— Begin Data entries —

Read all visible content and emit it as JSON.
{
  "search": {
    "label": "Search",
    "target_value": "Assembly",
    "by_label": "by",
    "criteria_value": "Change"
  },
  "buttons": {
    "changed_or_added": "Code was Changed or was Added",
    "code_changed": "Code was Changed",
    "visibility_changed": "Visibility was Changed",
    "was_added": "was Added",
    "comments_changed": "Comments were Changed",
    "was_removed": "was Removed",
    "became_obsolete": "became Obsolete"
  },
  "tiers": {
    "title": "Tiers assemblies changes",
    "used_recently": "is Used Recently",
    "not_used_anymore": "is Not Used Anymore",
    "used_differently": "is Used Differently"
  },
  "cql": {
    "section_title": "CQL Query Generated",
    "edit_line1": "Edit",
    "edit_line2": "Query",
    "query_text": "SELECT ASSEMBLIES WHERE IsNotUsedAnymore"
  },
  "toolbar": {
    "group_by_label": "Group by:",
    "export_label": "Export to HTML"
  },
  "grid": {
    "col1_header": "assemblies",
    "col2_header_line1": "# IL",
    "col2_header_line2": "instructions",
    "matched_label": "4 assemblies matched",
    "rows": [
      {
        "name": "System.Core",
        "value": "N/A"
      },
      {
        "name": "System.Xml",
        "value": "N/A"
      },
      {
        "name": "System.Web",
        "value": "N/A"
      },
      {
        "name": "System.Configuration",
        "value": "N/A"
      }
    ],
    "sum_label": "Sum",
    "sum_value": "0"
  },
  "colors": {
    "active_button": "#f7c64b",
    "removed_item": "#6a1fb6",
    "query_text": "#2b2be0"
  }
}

— End Data entries —

Work instructions
Read the data above. Pull out each line in which the string "Code" appears.

Response below
    "changed_or_added": "Code was Changed or was Added",
    "code_changed": "Code was Changed",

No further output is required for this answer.